— START DATA ENTRIES —

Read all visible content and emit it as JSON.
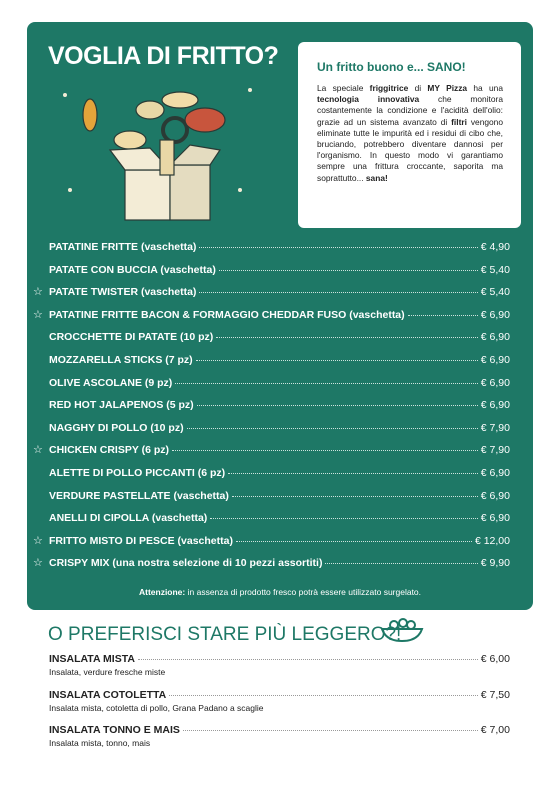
{
  "header": {
    "title": "VOGLIA DI FRITTO?"
  },
  "info_box": {
    "title": "Un fritto buono e... SANO!",
    "body": [
      {
        "text": "La speciale ",
        "bold": false
      },
      {
        "text": "friggitrice",
        "bold": true
      },
      {
        "text": " di ",
        "bold": false
      },
      {
        "text": "MY Pizza",
        "bold": true
      },
      {
        "text": " ha una ",
        "bold": false
      },
      {
        "text": "tecnologia innovativa",
        "bold": true
      },
      {
        "text": " che monitora costantemente la condizione e l'acidità dell'olio: grazie ad un sistema avanzato di ",
        "bold": false
      },
      {
        "text": "filtri",
        "bold": true
      },
      {
        "text": " vengono eliminate tutte le impurità ed i residui di cibo che, bruciando, potrebbero diventare dannosi per l'organismo. In questo modo vi garantiamo sempre una frittura croccante, saporita ma soprattutto... ",
        "bold": false
      },
      {
        "text": "sana!",
        "bold": true
      }
    ]
  },
  "fried_items": [
    {
      "name": "PATATINE FRITTE (vaschetta)",
      "price": "€ 4,90",
      "starred": false
    },
    {
      "name": "PATATE CON BUCCIA (vaschetta)",
      "price": "€ 5,40",
      "starred": false
    },
    {
      "name": "PATATE TWISTER (vaschetta)",
      "price": "€ 5,40",
      "starred": true
    },
    {
      "name": "PATATINE FRITTE BACON & FORMAGGIO CHEDDAR FUSO (vaschetta)",
      "price": "€ 6,90",
      "starred": true
    },
    {
      "name": "CROCCHETTE DI PATATE (10 pz)",
      "price": "€ 6,90",
      "starred": false
    },
    {
      "name": "MOZZARELLA STICKS (7 pz)",
      "price": "€ 6,90",
      "starred": false
    },
    {
      "name": "OLIVE ASCOLANE (9 pz)",
      "price": "€ 6,90",
      "starred": false
    },
    {
      "name": "RED HOT JALAPENOS (5 pz)",
      "price": "€ 6,90",
      "starred": false
    },
    {
      "name": "NAGGHY DI POLLO (10 pz)",
      "price": "€ 7,90",
      "starred": false
    },
    {
      "name": "CHICKEN CRISPY (6 pz)",
      "price": "€ 7,90",
      "starred": true
    },
    {
      "name": "ALETTE DI POLLO PICCANTI (6 pz)",
      "price": "€ 6,90",
      "starred": false
    },
    {
      "name": "VERDURE PASTELLATE (vaschetta)",
      "price": "€ 6,90",
      "starred": false
    },
    {
      "name": "ANELLI DI CIPOLLA (vaschetta)",
      "price": "€ 6,90",
      "starred": false
    },
    {
      "name": "FRITTO MISTO DI PESCE (vaschetta)",
      "price": "€ 12,00",
      "starred": true
    },
    {
      "name": "CRISPY MIX (una nostra selezione di 10 pezzi assortiti)",
      "price": "€ 9,90",
      "starred": true
    }
  ],
  "notice": [
    {
      "text": "Attenzione:",
      "bold": true
    },
    {
      "text": " in assenza di prodotto fresco potrà essere utilizzato surgelato.",
      "bold": false
    }
  ],
  "salads": {
    "title": "O PREFERISCI STARE PIÙ LEGGERO?!",
    "items": [
      {
        "name": "INSALATA MISTA",
        "description": "Insalata, verdure fresche miste",
        "price": "€ 6,00"
      },
      {
        "name": "INSALATA COTOLETTA",
        "description": "Insalata mista, cotoletta di pollo, Grana Padano a scaglie",
        "price": "€ 7,50"
      },
      {
        "name": "INSALATA TONNO E MAIS",
        "description": "Insalata mista, tonno, mais",
        "price": "€ 7,00"
      }
    ]
  }
}
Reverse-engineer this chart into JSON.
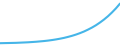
{
  "x": [
    0,
    1,
    2,
    3,
    4,
    5,
    6,
    7,
    8,
    9,
    10,
    11,
    12,
    13,
    14,
    15,
    16,
    17,
    18,
    19,
    20,
    21,
    22,
    23,
    24,
    25,
    26,
    27,
    28,
    29,
    30
  ],
  "y": [
    0.0,
    0.01,
    0.02,
    0.03,
    0.04,
    0.06,
    0.08,
    0.1,
    0.13,
    0.16,
    0.2,
    0.24,
    0.29,
    0.35,
    0.42,
    0.5,
    0.59,
    0.7,
    0.82,
    0.96,
    1.12,
    1.3,
    1.51,
    1.74,
    2.0,
    2.3,
    2.63,
    3.0,
    3.42,
    3.88,
    4.4
  ],
  "line_color": "#45b5e8",
  "line_width": 1.5,
  "background_color": "#ffffff",
  "xlim": [
    0,
    30
  ],
  "ylim": [
    -0.2,
    4.8
  ]
}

— END DATA ENTRIES —

§ BRIEF
Reproduce the whole listing word for word, setting aside any pictures.

§ FINAL RESULT
Read all visible content and emit it as JSON.
{
  "header": {
    "title": "VOGLIA DI FRITTO?"
  },
  "info_box": {
    "title": "Un fritto buono e... SANO!",
    "body": [
      {
        "text": "La speciale ",
        "bold": false
      },
      {
        "text": "friggitrice",
        "bold": true
      },
      {
        "text": " di ",
        "bold": false
      },
      {
        "text": "MY Pizza",
        "bold": true
      },
      {
        "text": " ha una ",
        "bold": false
      },
      {
        "text": "tecnologia innovativa",
        "bold": true
      },
      {
        "text": " che monitora costantemente la condizione e l'acidità dell'olio: grazie ad un sistema avanzato di ",
        "bold": false
      },
      {
        "text": "filtri",
        "bold": true
      },
      {
        "text": " vengono eliminate tutte le impurità ed i residui di cibo che, bruciando, potrebbero diventare dannosi per l'organismo. In questo modo vi garantiamo sempre una frittura croccante, saporita ma soprattutto... ",
        "bold": false
      },
      {
        "text": "sana!",
        "bold": true
      }
    ]
  },
  "fried_items": [
    {
      "name": "PATATINE FRITTE (vaschetta)",
      "price": "€ 4,90",
      "starred": false
    },
    {
      "name": "PATATE CON BUCCIA (vaschetta)",
      "price": "€ 5,40",
      "starred": false
    },
    {
      "name": "PATATE TWISTER (vaschetta)",
      "price": "€ 5,40",
      "starred": true
    },
    {
      "name": "PATATINE FRITTE BACON & FORMAGGIO CHEDDAR FUSO (vaschetta)",
      "price": "€ 6,90",
      "starred": true
    },
    {
      "name": "CROCCHETTE DI PATATE (10 pz)",
      "price": "€ 6,90",
      "starred": false
    },
    {
      "name": "MOZZARELLA STICKS (7 pz)",
      "price": "€ 6,90",
      "starred": false
    },
    {
      "name": "OLIVE ASCOLANE (9 pz)",
      "price": "€ 6,90",
      "starred": false
    },
    {
      "name": "RED HOT JALAPENOS (5 pz)",
      "price": "€ 6,90",
      "starred": false
    },
    {
      "name": "NAGGHY DI POLLO (10 pz)",
      "price": "€ 7,90",
      "starred": false
    },
    {
      "name": "CHICKEN CRISPY (6 pz)",
      "price": "€ 7,90",
      "starred": true
    },
    {
      "name": "ALETTE DI POLLO PICCANTI (6 pz)",
      "price": "€ 6,90",
      "starred": false
    },
    {
      "name": "VERDURE PASTELLATE (vaschetta)",
      "price": "€ 6,90",
      "starred": false
    },
    {
      "name": "ANELLI DI CIPOLLA (vaschetta)",
      "price": "€ 6,90",
      "starred": false
    },
    {
      "name": "FRITTO MISTO DI PESCE (vaschetta)",
      "price": "€ 12,00",
      "starred": true
    },
    {
      "name": "CRISPY MIX (una nostra selezione di 10 pezzi assortiti)",
      "price": "€ 9,90",
      "starred": true
    }
  ],
  "notice": [
    {
      "text": "Attenzione:",
      "bold": true
    },
    {
      "text": " in assenza di prodotto fresco potrà essere utilizzato surgelato.",
      "bold": false
    }
  ],
  "salads": {
    "title": "O PREFERISCI STARE PIÙ LEGGERO?!",
    "items": [
      {
        "name": "INSALATA MISTA",
        "description": "Insalata, verdure fresche miste",
        "price": "€ 6,00"
      },
      {
        "name": "INSALATA COTOLETTA",
        "description": "Insalata mista, cotoletta di pollo, Grana Padano a scaglie",
        "price": "€ 7,50"
      },
      {
        "name": "INSALATA TONNO E MAIS",
        "description": "Insalata mista, tonno, mais",
        "price": "€ 7,00"
      }
    ]
  }
}
Reverse-engineer this chart into JSON.
{
  "x": [
    0,
    1,
    2,
    3,
    4,
    5,
    6,
    7,
    8,
    9,
    10,
    11,
    12,
    13,
    14,
    15,
    16,
    17,
    18,
    19,
    20,
    21,
    22,
    23,
    24,
    25,
    26,
    27,
    28,
    29,
    30
  ],
  "y": [
    0.0,
    0.01,
    0.02,
    0.03,
    0.04,
    0.06,
    0.08,
    0.1,
    0.13,
    0.16,
    0.2,
    0.24,
    0.29,
    0.35,
    0.42,
    0.5,
    0.59,
    0.7,
    0.82,
    0.96,
    1.12,
    1.3,
    1.51,
    1.74,
    2.0,
    2.3,
    2.63,
    3.0,
    3.42,
    3.88,
    4.4
  ],
  "line_color": "#45b5e8",
  "line_width": 1.5,
  "background_color": "#ffffff",
  "xlim": [
    0,
    30
  ],
  "ylim": [
    -0.2,
    4.8
  ]
}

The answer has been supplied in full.